Lines of data:
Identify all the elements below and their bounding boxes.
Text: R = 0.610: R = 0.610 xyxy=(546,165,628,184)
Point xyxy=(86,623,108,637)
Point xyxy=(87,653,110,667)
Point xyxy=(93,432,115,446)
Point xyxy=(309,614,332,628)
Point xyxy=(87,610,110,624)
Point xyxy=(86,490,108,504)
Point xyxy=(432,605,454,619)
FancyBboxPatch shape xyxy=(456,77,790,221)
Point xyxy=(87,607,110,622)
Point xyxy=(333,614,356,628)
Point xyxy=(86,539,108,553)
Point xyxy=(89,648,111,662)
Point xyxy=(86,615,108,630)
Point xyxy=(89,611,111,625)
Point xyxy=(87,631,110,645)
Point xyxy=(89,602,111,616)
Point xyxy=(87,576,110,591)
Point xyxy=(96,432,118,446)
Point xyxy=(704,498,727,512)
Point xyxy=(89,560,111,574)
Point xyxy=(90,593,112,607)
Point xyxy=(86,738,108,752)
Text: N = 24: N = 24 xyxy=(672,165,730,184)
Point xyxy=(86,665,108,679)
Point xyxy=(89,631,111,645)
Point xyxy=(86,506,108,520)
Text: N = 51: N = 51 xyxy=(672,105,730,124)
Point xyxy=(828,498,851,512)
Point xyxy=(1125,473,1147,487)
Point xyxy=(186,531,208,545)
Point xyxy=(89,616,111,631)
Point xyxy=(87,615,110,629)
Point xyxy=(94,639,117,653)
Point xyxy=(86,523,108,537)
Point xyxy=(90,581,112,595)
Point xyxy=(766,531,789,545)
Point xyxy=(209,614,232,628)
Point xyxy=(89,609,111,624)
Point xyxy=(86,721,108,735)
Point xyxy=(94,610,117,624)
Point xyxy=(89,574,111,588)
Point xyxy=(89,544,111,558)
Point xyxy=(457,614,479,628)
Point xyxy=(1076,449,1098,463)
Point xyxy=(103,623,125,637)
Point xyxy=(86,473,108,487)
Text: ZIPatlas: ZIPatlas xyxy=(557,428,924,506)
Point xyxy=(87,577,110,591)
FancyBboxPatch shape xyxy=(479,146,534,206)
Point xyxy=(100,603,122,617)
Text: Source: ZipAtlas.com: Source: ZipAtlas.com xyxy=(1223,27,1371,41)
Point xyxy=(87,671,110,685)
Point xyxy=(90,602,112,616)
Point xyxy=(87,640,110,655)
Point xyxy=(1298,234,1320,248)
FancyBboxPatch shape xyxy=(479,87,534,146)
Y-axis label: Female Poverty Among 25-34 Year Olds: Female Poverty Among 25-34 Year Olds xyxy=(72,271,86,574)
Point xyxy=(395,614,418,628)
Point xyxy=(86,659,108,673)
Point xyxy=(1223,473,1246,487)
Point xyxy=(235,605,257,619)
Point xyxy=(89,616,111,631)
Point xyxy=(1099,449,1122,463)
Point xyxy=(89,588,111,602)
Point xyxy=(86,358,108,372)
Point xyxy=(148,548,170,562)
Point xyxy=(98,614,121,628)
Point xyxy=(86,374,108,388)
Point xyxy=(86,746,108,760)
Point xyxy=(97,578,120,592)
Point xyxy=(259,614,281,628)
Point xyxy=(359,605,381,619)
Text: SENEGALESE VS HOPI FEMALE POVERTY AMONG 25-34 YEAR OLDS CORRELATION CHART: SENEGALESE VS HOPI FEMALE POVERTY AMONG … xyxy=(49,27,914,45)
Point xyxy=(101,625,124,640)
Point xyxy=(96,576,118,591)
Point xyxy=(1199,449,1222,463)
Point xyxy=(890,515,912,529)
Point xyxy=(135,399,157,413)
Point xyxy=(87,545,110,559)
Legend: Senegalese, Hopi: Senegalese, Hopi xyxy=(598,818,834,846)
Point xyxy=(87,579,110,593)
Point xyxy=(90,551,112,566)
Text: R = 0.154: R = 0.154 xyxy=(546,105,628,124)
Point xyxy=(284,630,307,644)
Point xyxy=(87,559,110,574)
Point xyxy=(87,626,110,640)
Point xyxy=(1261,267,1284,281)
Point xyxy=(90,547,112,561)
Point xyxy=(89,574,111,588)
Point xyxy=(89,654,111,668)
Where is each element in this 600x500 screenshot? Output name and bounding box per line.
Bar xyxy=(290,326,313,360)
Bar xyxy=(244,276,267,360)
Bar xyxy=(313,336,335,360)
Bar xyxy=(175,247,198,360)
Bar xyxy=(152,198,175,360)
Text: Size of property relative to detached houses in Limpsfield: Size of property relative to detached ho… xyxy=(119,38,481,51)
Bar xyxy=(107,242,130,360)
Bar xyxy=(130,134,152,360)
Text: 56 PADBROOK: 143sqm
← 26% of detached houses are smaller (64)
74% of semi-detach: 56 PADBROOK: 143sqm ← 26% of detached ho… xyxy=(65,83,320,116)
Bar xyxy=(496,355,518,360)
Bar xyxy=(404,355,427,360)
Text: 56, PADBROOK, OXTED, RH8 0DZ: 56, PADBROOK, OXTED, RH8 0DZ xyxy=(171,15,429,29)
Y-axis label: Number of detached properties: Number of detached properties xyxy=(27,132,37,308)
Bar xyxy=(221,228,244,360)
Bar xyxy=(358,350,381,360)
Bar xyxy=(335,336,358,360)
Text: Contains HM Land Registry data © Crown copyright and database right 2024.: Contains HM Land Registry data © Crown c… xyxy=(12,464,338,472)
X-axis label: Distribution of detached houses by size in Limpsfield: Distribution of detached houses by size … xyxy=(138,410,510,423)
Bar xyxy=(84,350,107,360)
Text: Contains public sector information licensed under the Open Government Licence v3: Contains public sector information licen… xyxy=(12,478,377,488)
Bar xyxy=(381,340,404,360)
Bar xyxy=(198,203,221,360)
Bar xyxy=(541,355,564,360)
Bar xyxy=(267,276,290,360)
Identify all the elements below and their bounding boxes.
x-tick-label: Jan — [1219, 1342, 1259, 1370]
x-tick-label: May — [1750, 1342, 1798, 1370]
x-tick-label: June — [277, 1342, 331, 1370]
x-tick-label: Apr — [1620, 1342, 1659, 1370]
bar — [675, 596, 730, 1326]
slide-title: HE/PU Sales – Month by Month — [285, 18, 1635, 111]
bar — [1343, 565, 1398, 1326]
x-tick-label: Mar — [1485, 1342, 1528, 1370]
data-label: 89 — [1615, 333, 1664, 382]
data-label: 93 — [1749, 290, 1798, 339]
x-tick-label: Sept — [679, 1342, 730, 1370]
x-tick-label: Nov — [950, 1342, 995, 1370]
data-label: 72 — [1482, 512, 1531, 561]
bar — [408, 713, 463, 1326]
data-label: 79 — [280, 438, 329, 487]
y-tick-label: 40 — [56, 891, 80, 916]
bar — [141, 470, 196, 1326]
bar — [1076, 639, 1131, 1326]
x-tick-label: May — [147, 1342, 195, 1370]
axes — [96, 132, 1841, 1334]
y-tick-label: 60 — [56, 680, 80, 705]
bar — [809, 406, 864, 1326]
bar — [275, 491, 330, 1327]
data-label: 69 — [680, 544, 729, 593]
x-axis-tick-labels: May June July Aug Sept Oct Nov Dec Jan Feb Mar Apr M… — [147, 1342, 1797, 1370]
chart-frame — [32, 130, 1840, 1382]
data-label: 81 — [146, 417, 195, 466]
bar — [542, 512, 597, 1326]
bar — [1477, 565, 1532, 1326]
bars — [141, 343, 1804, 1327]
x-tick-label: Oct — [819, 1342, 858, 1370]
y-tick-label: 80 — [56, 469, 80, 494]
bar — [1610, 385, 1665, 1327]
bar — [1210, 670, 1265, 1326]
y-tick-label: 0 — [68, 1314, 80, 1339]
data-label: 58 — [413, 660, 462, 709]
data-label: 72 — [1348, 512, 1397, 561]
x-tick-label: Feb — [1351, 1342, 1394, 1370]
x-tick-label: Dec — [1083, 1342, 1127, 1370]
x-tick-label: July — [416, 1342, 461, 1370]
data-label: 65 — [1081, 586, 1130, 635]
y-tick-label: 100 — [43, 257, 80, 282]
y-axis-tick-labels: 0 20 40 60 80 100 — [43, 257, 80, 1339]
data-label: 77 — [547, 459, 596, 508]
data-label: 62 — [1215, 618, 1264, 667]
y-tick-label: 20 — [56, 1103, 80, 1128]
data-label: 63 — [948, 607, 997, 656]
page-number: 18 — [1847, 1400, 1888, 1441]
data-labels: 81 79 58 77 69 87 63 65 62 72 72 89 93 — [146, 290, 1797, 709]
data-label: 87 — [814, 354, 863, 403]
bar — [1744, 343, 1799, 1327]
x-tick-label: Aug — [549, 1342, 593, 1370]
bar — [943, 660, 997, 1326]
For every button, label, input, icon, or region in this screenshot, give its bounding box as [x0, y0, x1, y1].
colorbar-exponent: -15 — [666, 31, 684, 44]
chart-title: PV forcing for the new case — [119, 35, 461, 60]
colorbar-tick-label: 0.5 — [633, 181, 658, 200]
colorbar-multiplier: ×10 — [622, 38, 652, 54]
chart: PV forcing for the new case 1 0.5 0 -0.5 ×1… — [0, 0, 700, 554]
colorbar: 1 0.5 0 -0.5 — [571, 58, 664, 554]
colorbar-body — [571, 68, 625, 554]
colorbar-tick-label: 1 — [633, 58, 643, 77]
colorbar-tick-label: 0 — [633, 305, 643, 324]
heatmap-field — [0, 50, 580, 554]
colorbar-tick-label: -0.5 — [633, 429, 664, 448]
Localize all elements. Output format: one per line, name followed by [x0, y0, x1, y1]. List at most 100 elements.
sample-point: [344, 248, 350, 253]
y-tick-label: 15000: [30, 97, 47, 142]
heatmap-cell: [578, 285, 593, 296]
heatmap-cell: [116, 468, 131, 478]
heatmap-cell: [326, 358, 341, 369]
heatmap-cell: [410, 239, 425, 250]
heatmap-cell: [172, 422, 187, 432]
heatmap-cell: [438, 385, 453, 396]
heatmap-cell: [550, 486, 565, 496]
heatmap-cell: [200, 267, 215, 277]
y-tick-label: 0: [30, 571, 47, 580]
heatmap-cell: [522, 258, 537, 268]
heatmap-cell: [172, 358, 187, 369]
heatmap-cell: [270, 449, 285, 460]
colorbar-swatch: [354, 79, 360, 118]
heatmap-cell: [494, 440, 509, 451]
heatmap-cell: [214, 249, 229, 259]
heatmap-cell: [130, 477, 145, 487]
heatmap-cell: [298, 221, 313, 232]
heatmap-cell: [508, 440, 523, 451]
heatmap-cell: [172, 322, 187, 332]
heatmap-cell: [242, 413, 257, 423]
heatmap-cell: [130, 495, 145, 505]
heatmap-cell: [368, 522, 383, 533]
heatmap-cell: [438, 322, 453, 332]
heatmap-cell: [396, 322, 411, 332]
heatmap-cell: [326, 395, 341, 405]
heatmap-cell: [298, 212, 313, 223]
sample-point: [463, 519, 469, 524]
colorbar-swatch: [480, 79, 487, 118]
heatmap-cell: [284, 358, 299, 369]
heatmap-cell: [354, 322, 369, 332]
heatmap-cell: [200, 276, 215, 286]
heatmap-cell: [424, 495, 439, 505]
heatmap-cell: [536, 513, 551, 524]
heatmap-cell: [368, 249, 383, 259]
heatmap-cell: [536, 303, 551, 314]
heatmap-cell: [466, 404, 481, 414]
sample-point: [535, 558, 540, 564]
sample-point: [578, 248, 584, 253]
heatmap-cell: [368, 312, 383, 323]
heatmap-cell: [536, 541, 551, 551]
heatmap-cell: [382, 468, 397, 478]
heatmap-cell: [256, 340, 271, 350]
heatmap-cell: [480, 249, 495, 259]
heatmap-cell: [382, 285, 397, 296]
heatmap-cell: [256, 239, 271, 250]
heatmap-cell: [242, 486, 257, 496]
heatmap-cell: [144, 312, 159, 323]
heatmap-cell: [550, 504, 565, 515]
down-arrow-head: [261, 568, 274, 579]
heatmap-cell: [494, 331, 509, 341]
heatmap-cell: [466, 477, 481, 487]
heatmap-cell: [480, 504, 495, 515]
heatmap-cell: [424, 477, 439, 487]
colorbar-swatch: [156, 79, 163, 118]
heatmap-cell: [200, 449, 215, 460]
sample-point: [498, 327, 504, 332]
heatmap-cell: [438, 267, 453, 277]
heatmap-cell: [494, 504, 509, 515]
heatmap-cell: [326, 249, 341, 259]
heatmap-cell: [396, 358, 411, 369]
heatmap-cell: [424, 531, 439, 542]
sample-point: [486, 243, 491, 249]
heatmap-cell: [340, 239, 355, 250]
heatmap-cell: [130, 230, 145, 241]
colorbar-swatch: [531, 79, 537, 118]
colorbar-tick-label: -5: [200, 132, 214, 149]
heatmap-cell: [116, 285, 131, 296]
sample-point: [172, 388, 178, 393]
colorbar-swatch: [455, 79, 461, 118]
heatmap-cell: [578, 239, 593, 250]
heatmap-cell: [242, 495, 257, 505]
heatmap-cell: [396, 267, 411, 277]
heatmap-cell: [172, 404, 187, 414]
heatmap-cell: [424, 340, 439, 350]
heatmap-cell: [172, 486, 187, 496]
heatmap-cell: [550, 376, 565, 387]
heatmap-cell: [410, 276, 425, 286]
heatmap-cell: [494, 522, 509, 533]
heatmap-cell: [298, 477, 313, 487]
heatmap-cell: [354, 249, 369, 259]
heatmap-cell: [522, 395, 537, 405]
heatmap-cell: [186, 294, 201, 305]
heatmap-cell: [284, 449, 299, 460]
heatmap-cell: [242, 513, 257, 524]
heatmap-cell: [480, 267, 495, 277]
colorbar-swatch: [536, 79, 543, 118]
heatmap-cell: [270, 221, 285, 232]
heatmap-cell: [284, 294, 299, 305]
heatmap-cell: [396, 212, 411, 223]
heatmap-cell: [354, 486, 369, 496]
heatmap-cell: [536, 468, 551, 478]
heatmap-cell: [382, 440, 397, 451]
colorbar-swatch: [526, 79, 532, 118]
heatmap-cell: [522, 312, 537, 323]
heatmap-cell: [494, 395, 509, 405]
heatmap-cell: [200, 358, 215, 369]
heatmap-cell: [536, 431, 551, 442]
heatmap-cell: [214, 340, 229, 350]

Exercise aim: Reproduce the listing word for word, everything from its first line down to the line containing "Point xyxy=(209,614,232,628)", with both of those lines included.

Result for this exercise:
Identify all the elements below and their bounding boxes.
Text: R = 0.610: R = 0.610 xyxy=(546,165,628,184)
Point xyxy=(86,623,108,637)
Point xyxy=(87,653,110,667)
Point xyxy=(93,432,115,446)
Point xyxy=(309,614,332,628)
Point xyxy=(87,610,110,624)
Point xyxy=(86,490,108,504)
Point xyxy=(432,605,454,619)
FancyBboxPatch shape xyxy=(456,77,790,221)
Point xyxy=(87,607,110,622)
Point xyxy=(333,614,356,628)
Point xyxy=(86,539,108,553)
Point xyxy=(89,648,111,662)
Point xyxy=(86,615,108,630)
Point xyxy=(89,611,111,625)
Point xyxy=(87,631,110,645)
Point xyxy=(89,602,111,616)
Point xyxy=(87,576,110,591)
Point xyxy=(96,432,118,446)
Point xyxy=(704,498,727,512)
Point xyxy=(89,560,111,574)
Point xyxy=(90,593,112,607)
Point xyxy=(86,738,108,752)
Text: N = 24: N = 24 xyxy=(672,165,730,184)
Point xyxy=(86,665,108,679)
Point xyxy=(89,631,111,645)
Point xyxy=(86,506,108,520)
Text: N = 51: N = 51 xyxy=(672,105,730,124)
Point xyxy=(828,498,851,512)
Point xyxy=(1125,473,1147,487)
Point xyxy=(186,531,208,545)
Point xyxy=(89,616,111,631)
Point xyxy=(87,615,110,629)
Point xyxy=(94,639,117,653)
Point xyxy=(86,523,108,537)
Point xyxy=(90,581,112,595)
Point xyxy=(766,531,789,545)
Point xyxy=(209,614,232,628)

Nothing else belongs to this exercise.